• _Text shown_

I fully expect the outcome of Reigns vs Bryan to ultimately still lead to a one on one encounter between Reigns and Lesnar at WrestleMania, though a three-way could still prevail should WWE decide to book an unsatisfying or inconclusive finish at Fast Lane. It has made what would have likely been a throwaway show, now an absolute must see event and should help with new subscribers leading into the Showcase of the Immortals in March. The match with Bryan is just what Reigns needs right now also, a strong showing will get some of the fans who are on his back more on his side. His promos must be kept short and not cartoon like – they should look at the blueprint of what WWE did with Dave Batista in 2005, make Reigns the cool killer, not 2015’s Cena-lite with goofy promos.

• _Requirement 1_
In the passage on Reigns and Bryan, what should WWE use as a blueprint for how it presents Reigns?
• _Requirement 2_
Quote the passage on Reigns and Bryan, starting at "I fully expect" and ending at "with goofy promos.".

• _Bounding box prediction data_
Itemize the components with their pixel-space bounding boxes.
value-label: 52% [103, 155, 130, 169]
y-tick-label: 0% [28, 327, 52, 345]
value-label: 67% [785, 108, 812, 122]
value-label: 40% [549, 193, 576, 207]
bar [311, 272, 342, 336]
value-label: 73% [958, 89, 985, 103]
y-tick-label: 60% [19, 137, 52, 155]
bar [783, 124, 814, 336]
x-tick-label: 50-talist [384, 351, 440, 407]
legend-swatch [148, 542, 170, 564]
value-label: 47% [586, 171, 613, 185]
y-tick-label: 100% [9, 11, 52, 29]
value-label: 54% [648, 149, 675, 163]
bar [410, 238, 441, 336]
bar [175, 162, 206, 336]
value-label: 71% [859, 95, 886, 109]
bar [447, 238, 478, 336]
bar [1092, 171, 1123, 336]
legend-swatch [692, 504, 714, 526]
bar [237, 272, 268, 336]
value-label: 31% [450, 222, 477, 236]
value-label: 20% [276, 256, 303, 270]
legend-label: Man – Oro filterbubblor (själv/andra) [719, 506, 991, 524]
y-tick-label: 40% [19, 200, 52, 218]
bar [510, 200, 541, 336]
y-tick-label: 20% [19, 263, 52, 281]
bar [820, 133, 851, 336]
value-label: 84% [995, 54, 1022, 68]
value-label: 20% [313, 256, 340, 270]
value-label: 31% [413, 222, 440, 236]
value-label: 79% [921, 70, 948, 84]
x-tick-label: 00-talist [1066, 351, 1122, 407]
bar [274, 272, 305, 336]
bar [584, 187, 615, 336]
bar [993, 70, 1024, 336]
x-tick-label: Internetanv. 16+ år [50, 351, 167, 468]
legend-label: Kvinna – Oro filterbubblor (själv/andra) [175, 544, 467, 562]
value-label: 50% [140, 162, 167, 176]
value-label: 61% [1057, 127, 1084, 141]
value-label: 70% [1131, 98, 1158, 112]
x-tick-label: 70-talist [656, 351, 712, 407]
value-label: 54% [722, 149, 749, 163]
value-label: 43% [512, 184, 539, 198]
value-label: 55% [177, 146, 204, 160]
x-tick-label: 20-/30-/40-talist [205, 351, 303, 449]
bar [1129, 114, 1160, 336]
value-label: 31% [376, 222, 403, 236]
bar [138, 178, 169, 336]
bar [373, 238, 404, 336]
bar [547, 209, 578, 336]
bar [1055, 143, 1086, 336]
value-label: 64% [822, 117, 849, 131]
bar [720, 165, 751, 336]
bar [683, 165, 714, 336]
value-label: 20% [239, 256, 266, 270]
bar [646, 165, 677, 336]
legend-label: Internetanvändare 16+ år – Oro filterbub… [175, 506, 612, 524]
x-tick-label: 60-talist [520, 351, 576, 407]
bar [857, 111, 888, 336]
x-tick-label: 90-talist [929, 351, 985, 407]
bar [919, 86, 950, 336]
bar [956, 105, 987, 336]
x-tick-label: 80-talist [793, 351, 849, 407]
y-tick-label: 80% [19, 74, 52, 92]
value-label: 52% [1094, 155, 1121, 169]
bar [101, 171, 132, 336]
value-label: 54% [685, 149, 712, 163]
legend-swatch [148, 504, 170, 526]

• _Solution 1_
What WWE did with Dave Batista in 2005.

• _Solution 2_
I fully expect the outcome of Reigns vs Bryan to ultimately still lead to a one on one encounter between Reigns and Lesnar at WrestleMania, though a three-way could still prevail should WWE decide to book an unsatisfying or inconclusive finish at Fast Lane. It has made what would have likely been a throwaway show, now an absolute must see event and should help with new subscribers leading into the Showcase of the Immortals in March. The match with Bryan is just what Reigns needs right now also, a strong showing will get some of the fans who are on his back more on his side. His promos must be kept short and not cartoon like – they should look at the blueprint of what WWE did with Dave Batista in 2005, make Reigns the cool killer, not 2015’s Cena-lite with goofy promos.